- [Stated exercise]:
Present the data once more in exactly its original form.

BEGIN

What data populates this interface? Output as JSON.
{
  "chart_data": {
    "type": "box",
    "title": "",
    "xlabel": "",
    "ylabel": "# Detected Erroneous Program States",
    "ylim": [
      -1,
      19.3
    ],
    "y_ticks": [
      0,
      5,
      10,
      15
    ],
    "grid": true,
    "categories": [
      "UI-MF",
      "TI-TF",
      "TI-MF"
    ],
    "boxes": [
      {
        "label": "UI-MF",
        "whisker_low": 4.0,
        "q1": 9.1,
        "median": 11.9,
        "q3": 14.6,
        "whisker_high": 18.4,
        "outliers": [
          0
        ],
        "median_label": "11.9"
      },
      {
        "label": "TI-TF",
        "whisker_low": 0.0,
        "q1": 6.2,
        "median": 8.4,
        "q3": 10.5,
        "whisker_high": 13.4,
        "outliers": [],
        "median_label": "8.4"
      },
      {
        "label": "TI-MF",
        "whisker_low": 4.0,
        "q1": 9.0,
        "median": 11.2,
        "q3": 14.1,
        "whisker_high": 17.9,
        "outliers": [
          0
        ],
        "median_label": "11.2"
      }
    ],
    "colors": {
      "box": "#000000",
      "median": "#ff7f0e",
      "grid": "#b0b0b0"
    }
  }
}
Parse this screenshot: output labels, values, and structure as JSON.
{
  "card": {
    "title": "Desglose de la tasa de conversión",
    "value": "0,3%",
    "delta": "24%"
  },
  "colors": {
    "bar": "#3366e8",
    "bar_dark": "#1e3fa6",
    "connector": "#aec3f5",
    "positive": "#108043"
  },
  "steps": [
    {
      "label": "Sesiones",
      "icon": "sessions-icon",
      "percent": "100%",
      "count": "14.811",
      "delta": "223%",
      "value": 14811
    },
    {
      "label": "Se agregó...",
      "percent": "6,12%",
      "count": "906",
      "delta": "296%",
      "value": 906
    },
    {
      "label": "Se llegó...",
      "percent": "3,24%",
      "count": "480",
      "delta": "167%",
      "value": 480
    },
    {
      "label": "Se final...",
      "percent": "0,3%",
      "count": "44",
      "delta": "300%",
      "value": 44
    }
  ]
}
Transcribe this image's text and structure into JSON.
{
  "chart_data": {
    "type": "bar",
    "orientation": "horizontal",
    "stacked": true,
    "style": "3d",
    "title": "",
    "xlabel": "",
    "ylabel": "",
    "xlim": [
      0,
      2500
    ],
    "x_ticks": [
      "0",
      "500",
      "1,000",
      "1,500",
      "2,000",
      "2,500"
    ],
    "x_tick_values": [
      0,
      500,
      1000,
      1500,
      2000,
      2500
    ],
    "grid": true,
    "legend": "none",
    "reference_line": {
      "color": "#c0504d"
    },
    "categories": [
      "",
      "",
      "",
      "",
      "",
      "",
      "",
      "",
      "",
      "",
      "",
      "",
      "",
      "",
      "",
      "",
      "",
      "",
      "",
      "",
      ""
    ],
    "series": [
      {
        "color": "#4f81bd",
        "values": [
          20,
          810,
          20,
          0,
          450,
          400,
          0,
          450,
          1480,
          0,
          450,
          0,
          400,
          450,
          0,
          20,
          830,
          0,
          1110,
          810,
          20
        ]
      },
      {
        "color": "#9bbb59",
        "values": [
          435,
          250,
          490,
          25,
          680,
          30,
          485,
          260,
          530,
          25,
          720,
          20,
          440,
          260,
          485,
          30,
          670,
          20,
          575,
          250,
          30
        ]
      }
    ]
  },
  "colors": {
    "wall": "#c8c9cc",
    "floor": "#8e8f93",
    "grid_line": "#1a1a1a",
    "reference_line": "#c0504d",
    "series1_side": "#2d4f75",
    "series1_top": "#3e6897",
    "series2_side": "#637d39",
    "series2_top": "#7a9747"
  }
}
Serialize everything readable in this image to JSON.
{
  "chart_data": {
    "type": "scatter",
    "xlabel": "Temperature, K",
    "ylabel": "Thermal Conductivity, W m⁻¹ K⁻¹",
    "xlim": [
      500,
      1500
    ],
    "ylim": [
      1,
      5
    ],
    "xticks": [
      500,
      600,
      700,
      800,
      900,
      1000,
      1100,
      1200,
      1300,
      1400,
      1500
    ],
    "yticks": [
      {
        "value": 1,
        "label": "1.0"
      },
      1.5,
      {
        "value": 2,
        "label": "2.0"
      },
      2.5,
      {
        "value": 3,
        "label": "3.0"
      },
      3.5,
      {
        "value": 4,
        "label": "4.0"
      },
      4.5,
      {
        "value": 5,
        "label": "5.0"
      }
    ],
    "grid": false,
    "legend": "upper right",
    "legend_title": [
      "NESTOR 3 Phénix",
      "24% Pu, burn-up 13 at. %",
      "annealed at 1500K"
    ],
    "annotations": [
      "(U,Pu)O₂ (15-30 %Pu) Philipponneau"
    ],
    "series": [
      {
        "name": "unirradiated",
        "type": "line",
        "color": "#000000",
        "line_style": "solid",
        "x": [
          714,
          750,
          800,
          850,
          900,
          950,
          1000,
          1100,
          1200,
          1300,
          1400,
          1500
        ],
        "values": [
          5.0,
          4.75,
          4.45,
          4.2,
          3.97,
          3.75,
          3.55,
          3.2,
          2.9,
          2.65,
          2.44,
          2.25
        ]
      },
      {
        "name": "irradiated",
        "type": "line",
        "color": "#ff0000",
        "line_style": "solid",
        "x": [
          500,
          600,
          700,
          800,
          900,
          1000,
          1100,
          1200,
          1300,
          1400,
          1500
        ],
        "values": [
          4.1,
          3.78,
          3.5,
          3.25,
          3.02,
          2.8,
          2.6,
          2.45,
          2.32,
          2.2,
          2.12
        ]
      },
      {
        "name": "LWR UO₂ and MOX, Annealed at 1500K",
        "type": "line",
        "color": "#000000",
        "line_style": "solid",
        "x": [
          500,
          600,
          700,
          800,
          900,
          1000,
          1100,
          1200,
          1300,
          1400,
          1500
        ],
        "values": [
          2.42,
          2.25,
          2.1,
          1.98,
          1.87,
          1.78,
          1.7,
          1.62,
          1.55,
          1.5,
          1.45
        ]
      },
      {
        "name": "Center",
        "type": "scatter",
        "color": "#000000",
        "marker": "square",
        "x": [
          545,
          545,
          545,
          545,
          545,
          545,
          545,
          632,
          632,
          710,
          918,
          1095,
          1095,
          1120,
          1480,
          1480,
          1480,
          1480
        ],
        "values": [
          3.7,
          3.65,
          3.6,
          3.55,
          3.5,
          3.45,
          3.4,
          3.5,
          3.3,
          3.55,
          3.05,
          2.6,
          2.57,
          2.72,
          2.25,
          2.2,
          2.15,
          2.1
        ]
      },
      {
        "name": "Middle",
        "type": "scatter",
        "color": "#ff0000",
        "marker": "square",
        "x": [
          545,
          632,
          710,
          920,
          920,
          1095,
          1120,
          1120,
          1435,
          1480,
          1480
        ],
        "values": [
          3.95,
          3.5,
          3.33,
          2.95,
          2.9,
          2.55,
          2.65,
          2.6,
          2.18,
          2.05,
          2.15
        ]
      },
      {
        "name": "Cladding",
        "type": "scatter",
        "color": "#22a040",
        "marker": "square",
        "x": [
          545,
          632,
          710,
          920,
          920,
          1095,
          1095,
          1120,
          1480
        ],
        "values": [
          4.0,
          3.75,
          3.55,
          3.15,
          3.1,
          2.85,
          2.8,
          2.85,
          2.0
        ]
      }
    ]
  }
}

END

- [Correct result]:
What data populates this interface? Output as JSON.
{
  "chart_data": {
    "type": "box",
    "title": "",
    "xlabel": "",
    "ylabel": "# Detected Erroneous Program States",
    "ylim": [
      -1,
      19.3
    ],
    "y_ticks": [
      0,
      5,
      10,
      15
    ],
    "grid": true,
    "categories": [
      "UI-MF",
      "TI-TF",
      "TI-MF"
    ],
    "boxes": [
      {
        "label": "UI-MF",
        "whisker_low": 4.0,
        "q1": 9.1,
        "median": 11.9,
        "q3": 14.6,
        "whisker_high": 18.4,
        "outliers": [
          0
        ],
        "median_label": "11.9"
      },
      {
        "label": "TI-TF",
        "whisker_low": 0.0,
        "q1": 6.2,
        "median": 8.4,
        "q3": 10.5,
        "whisker_high": 13.4,
        "outliers": [],
        "median_label": "8.4"
      },
      {
        "label": "TI-MF",
        "whisker_low": 4.0,
        "q1": 9.0,
        "median": 11.2,
        "q3": 14.1,
        "whisker_high": 17.9,
        "outliers": [
          0
        ],
        "median_label": "11.2"
      }
    ],
    "colors": {
      "box": "#000000",
      "median": "#ff7f0e",
      "grid": "#b0b0b0"
    }
  }
}
Parse this screenshot: output labels, values, and structure as JSON.
{
  "card": {
    "title": "Desglose de la tasa de conversión",
    "value": "0,3%",
    "delta": "24%"
  },
  "colors": {
    "bar": "#3366e8",
    "bar_dark": "#1e3fa6",
    "connector": "#aec3f5",
    "positive": "#108043"
  },
  "steps": [
    {
      "label": "Sesiones",
      "icon": "sessions-icon",
      "percent": "100%",
      "count": "14.811",
      "delta": "223%",
      "value": 14811
    },
    {
      "label": "Se agregó...",
      "percent": "6,12%",
      "count": "906",
      "delta": "296%",
      "value": 906
    },
    {
      "label": "Se llegó...",
      "percent": "3,24%",
      "count": "480",
      "delta": "167%",
      "value": 480
    },
    {
      "label": "Se final...",
      "percent": "0,3%",
      "count": "44",
      "delta": "300%",
      "value": 44
    }
  ]
}
Transcribe this image's text and structure into JSON.
{
  "chart_data": {
    "type": "bar",
    "orientation": "horizontal",
    "stacked": true,
    "style": "3d",
    "title": "",
    "xlabel": "",
    "ylabel": "",
    "xlim": [
      0,
      2500
    ],
    "x_ticks": [
      "0",
      "500",
      "1,000",
      "1,500",
      "2,000",
      "2,500"
    ],
    "x_tick_values": [
      0,
      500,
      1000,
      1500,
      2000,
      2500
    ],
    "grid": true,
    "legend": "none",
    "reference_line": {
      "color": "#c0504d"
    },
    "categories": [
      "",
      "",
      "",
      "",
      "",
      "",
      "",
      "",
      "",
      "",
      "",
      "",
      "",
      "",
      "",
      "",
      "",
      "",
      "",
      "",
      ""
    ],
    "series": [
      {
        "color": "#4f81bd",
        "values": [
          20,
          810,
          20,
          0,
          450,
          400,
          0,
          450,
          1480,
          0,
          450,
          0,
          400,
          450,
          0,
          20,
          830,
          0,
          1110,
          810,
          20
        ]
      },
      {
        "color": "#9bbb59",
        "values": [
          435,
          250,
          490,
          25,
          680,
          30,
          485,
          260,
          530,
          25,
          720,
          20,
          440,
          260,
          485,
          30,
          670,
          20,
          575,
          250,
          30
        ]
      }
    ]
  },
  "colors": {
    "wall": "#c8c9cc",
    "floor": "#8e8f93",
    "grid_line": "#1a1a1a",
    "reference_line": "#c0504d",
    "series1_side": "#2d4f75",
    "series1_top": "#3e6897",
    "series2_side": "#637d39",
    "series2_top": "#7a9747"
  }
}
Serialize everything readable in this image to JSON.
{
  "chart_data": {
    "type": "scatter",
    "xlabel": "Temperature, K",
    "ylabel": "Thermal Conductivity, W m⁻¹ K⁻¹",
    "xlim": [
      500,
      1500
    ],
    "ylim": [
      1,
      5
    ],
    "xticks": [
      500,
      600,
      700,
      800,
      900,
      1000,
      1100,
      1200,
      1300,
      1400,
      1500
    ],
    "yticks": [
      {
        "value": 1,
        "label": "1.0"
      },
      1.5,
      {
        "value": 2,
        "label": "2.0"
      },
      2.5,
      {
        "value": 3,
        "label": "3.0"
      },
      3.5,
      {
        "value": 4,
        "label": "4.0"
      },
      4.5,
      {
        "value": 5,
        "label": "5.0"
      }
    ],
    "grid": false,
    "legend": "upper right",
    "legend_title": [
      "NESTOR 3 Phénix",
      "24% Pu, burn-up 13 at. %",
      "annealed at 1500K"
    ],
    "annotations": [
      "(U,Pu)O₂ (15-30 %Pu) Philipponneau"
    ],
    "series": [
      {
        "name": "unirradiated",
        "type": "line",
        "color": "#000000",
        "line_style": "solid",
        "x": [
          714,
          750,
          800,
          850,
          900,
          950,
          1000,
          1100,
          1200,
          1300,
          1400,
          1500
        ],
        "values": [
          5.0,
          4.75,
          4.45,
          4.2,
          3.97,
          3.75,
          3.55,
          3.2,
          2.9,
          2.65,
          2.44,
          2.25
        ]
      },
      {
        "name": "irradiated",
        "type": "line",
        "color": "#ff0000",
        "line_style": "solid",
        "x": [
          500,
          600,
          700,
          800,
          900,
          1000,
          1100,
          1200,
          1300,
          1400,
          1500
        ],
        "values": [
          4.1,
          3.78,
          3.5,
          3.25,
          3.02,
          2.8,
          2.6,
          2.45,
          2.32,
          2.2,
          2.12
        ]
      },
      {
        "name": "LWR UO₂ and MOX, Annealed at 1500K",
        "type": "line",
        "color": "#000000",
        "line_style": "solid",
        "x": [
          500,
          600,
          700,
          800,
          900,
          1000,
          1100,
          1200,
          1300,
          1400,
          1500
        ],
        "values": [
          2.42,
          2.25,
          2.1,
          1.98,
          1.87,
          1.78,
          1.7,
          1.62,
          1.55,
          1.5,
          1.45
        ]
      },
      {
        "name": "Center",
        "type": "scatter",
        "color": "#000000",
        "marker": "square",
        "x": [
          545,
          545,
          545,
          545,
          545,
          545,
          545,
          632,
          632,
          710,
          918,
          1095,
          1095,
          1120,
          1480,
          1480,
          1480,
          1480
        ],
        "values": [
          3.7,
          3.65,
          3.6,
          3.55,
          3.5,
          3.45,
          3.4,
          3.5,
          3.3,
          3.55,
          3.05,
          2.6,
          2.57,
          2.72,
          2.25,
          2.2,
          2.15,
          2.1
        ]
      },
      {
        "name": "Middle",
        "type": "scatter",
        "color": "#ff0000",
        "marker": "square",
        "x": [
          545,
          632,
          710,
          920,
          920,
          1095,
          1120,
          1120,
          1435,
          1480,
          1480
        ],
        "values": [
          3.95,
          3.5,
          3.33,
          2.95,
          2.9,
          2.55,
          2.65,
          2.6,
          2.18,
          2.05,
          2.15
        ]
      },
      {
        "name": "Cladding",
        "type": "scatter",
        "color": "#22a040",
        "marker": "square",
        "x": [
          545,
          632,
          710,
          920,
          920,
          1095,
          1095,
          1120,
          1480
        ],
        "values": [
          4.0,
          3.75,
          3.55,
          3.15,
          3.1,
          2.85,
          2.8,
          2.85,
          2.0
        ]
      }
    ]
  }
}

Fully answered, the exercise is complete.